::: DATA FOR THIS EXERCISE
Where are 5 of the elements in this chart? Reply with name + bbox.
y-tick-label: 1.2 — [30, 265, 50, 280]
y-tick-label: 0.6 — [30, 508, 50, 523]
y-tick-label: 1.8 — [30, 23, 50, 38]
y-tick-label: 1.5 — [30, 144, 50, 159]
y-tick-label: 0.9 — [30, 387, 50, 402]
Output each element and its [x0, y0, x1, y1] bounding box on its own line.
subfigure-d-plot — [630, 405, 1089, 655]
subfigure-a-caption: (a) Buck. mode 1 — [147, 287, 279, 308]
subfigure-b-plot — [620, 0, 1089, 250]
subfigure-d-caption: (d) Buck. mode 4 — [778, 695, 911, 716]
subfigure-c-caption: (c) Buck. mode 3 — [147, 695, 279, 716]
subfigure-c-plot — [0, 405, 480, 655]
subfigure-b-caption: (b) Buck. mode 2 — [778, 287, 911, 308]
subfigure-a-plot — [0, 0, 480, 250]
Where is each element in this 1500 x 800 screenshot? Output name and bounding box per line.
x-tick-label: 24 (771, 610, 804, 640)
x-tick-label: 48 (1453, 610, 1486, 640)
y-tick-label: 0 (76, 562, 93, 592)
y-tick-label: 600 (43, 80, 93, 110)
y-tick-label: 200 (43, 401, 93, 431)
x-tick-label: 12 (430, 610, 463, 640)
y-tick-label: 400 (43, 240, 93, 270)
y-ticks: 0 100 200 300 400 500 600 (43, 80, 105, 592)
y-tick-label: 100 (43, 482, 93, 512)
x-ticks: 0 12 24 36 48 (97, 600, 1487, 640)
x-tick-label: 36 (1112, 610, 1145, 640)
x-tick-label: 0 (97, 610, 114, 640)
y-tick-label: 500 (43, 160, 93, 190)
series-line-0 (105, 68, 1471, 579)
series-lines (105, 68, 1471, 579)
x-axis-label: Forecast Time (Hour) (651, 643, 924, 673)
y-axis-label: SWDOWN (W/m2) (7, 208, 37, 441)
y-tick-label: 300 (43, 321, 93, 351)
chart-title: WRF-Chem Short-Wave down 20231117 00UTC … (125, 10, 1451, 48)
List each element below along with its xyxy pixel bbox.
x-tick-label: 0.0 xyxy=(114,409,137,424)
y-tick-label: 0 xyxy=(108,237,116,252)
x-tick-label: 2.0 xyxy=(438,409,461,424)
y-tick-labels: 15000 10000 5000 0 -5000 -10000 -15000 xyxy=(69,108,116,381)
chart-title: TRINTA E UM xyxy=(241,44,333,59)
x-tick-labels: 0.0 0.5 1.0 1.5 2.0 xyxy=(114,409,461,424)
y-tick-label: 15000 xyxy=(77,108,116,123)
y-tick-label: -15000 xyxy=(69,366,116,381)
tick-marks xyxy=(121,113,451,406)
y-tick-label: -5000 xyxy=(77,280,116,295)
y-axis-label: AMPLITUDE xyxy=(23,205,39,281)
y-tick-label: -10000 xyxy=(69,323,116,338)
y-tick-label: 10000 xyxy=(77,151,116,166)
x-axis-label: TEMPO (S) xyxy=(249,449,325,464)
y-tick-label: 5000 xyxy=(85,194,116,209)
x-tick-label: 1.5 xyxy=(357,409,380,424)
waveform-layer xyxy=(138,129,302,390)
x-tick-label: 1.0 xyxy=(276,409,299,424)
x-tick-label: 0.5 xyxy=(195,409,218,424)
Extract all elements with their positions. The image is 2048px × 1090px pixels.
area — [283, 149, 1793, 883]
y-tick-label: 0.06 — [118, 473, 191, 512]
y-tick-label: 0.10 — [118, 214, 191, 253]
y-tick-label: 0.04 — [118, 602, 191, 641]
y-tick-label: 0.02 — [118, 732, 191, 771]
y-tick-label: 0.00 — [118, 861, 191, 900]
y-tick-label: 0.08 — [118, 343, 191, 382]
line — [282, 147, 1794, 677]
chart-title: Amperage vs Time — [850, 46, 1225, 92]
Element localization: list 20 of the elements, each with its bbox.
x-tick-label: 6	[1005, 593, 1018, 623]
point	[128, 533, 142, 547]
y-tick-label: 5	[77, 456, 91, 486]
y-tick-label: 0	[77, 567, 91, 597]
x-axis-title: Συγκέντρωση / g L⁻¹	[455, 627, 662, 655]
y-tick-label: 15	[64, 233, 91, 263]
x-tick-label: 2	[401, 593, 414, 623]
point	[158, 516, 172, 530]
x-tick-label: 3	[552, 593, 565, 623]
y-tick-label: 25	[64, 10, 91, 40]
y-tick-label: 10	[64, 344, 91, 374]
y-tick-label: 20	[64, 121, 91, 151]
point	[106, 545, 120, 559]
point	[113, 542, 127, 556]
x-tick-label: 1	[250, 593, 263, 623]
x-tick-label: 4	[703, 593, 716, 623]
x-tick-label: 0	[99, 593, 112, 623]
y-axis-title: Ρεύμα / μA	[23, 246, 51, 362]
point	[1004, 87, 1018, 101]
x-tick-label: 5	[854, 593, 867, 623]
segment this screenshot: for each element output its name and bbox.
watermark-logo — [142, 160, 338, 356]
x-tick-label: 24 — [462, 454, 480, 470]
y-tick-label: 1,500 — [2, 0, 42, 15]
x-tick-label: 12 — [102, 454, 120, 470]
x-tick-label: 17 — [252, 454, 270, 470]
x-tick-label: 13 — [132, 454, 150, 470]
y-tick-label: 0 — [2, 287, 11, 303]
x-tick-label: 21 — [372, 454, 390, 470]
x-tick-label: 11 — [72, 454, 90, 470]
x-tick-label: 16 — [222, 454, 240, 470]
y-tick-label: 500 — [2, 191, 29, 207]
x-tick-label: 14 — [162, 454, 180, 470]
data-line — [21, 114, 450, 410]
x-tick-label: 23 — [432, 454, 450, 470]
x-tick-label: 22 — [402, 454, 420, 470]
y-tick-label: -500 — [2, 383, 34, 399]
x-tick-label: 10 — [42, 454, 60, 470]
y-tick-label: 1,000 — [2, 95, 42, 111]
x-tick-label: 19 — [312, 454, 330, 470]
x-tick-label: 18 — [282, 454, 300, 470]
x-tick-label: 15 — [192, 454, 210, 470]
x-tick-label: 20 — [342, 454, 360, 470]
::::::
WHAT TO PRODUCE:
Put everything from the start of the items down to the line containing "subfigure-d-caption: (d) Buck.", that line included, into a numbered list, leaving out any blank lines.

ANSWER:
1. Where are 5 of the elements in this chart? Reply with name + bbox.
2. y-tick-label: 1.2 — [30, 265, 50, 280]
3. y-tick-label: 0.6 — [30, 508, 50, 523]
4. y-tick-label: 1.8 — [30, 23, 50, 38]
5. y-tick-label: 1.5 — [30, 144, 50, 159]
6. y-tick-label: 0.9 — [30, 387, 50, 402]
7. Output each element and its [x0, y0, x1, y1] bounding box on its own line.
8. subfigure-d-plot — [630, 405, 1089, 655]
9. subfigure-a-caption: (a) Buck. mode 1 — [147, 287, 279, 308]
10. subfigure-b-plot — [620, 0, 1089, 250]
11. subfigure-d-caption: (d) Buck. mode 4 — [778, 695, 911, 716]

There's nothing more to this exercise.